Goal of the exercise
Count how many lines of the material hold "从而调节水平衡". Respond with that number alone.

(Records excerpted from a collection)
·····
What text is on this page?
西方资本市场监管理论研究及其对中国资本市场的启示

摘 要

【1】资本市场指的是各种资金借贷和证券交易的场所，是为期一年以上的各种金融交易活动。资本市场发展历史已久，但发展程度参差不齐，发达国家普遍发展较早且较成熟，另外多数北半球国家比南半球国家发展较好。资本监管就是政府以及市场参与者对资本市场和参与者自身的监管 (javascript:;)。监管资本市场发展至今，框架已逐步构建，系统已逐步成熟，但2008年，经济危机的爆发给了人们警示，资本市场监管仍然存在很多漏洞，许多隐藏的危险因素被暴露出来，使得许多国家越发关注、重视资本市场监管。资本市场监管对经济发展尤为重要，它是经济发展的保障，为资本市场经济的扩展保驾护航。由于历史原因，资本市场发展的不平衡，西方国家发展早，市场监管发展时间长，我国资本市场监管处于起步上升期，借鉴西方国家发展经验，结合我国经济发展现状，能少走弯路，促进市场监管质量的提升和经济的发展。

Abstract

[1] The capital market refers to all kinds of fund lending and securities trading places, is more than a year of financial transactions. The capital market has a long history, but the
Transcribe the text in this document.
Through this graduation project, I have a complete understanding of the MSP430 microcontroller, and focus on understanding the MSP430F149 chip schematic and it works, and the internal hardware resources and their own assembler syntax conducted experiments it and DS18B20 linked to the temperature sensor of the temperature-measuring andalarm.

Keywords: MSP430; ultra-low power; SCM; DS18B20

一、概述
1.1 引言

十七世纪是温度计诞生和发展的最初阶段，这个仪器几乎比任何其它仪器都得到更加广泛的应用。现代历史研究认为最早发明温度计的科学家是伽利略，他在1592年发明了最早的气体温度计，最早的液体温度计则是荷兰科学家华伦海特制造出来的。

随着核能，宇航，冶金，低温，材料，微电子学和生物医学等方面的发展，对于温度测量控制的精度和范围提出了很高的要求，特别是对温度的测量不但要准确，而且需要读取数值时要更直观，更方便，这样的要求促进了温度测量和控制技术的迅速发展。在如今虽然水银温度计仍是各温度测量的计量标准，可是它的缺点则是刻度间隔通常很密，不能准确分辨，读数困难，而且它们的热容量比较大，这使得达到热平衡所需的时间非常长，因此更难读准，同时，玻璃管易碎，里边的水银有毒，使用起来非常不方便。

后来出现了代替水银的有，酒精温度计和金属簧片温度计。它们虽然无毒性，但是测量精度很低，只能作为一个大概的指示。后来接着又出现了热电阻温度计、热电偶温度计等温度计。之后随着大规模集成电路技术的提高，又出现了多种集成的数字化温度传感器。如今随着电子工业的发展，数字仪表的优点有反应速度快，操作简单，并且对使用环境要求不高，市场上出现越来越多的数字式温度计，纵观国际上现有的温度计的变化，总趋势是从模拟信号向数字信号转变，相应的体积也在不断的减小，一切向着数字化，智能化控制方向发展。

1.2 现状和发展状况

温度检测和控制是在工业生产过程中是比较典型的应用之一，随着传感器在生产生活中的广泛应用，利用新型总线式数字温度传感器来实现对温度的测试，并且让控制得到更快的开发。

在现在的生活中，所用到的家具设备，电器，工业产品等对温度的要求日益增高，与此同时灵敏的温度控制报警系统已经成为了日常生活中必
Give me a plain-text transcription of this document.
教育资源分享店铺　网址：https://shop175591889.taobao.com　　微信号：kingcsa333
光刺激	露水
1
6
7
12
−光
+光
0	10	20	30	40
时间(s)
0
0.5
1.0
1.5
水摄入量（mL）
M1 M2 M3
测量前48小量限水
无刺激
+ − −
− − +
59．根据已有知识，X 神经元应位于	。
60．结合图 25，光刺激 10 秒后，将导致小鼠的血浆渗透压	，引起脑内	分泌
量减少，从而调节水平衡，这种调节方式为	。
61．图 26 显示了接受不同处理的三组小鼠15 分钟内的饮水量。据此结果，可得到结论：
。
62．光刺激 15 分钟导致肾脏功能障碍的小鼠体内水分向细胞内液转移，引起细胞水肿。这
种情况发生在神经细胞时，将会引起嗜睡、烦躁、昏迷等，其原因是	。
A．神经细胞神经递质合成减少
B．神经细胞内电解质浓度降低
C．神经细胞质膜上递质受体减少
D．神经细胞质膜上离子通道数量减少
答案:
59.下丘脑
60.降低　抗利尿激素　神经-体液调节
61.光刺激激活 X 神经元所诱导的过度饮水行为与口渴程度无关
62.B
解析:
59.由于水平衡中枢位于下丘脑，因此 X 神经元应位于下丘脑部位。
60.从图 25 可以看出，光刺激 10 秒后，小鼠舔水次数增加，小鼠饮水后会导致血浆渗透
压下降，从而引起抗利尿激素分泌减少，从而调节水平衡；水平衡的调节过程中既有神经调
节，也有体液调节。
·····
The reply
2